## begin

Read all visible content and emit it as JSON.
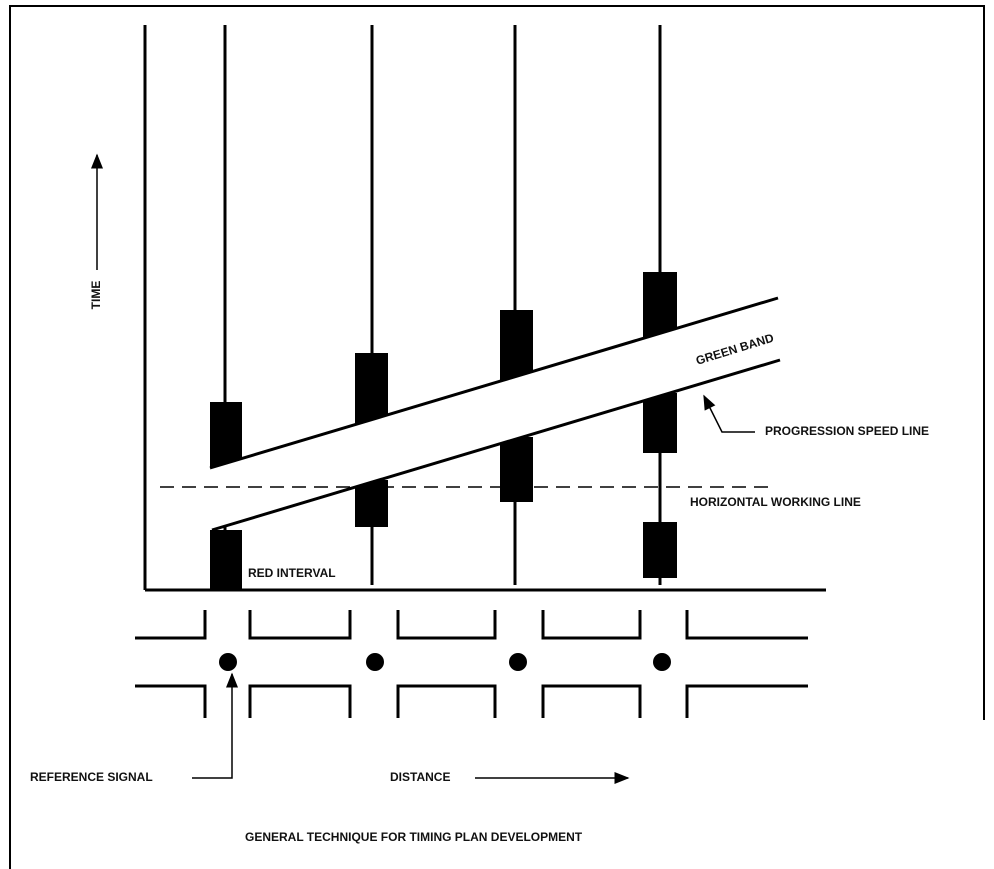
{
  "labels": {
    "time": "TIME",
    "green_band": "GREEN BAND",
    "progression_speed_line": "PROGRESSION SPEED LINE",
    "horizontal_working_line": "HORIZONTAL WORKING LINE",
    "red_interval": "RED INTERVAL",
    "reference_signal": "REFERENCE SIGNAL",
    "distance": "DISTANCE"
  },
  "caption": "GENERAL TECHNIQUE FOR TIMING PLAN DEVELOPMENT"
}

## end

Write out the material above once more, exactly as it reads, with no pictures.

Expected answer —
Read all visible content and emit it as JSON.
{
  "labels": {
    "time": "TIME",
    "green_band": "GREEN BAND",
    "progression_speed_line": "PROGRESSION SPEED LINE",
    "horizontal_working_line": "HORIZONTAL WORKING LINE",
    "red_interval": "RED INTERVAL",
    "reference_signal": "REFERENCE SIGNAL",
    "distance": "DISTANCE"
  },
  "caption": "GENERAL TECHNIQUE FOR TIMING PLAN DEVELOPMENT"
}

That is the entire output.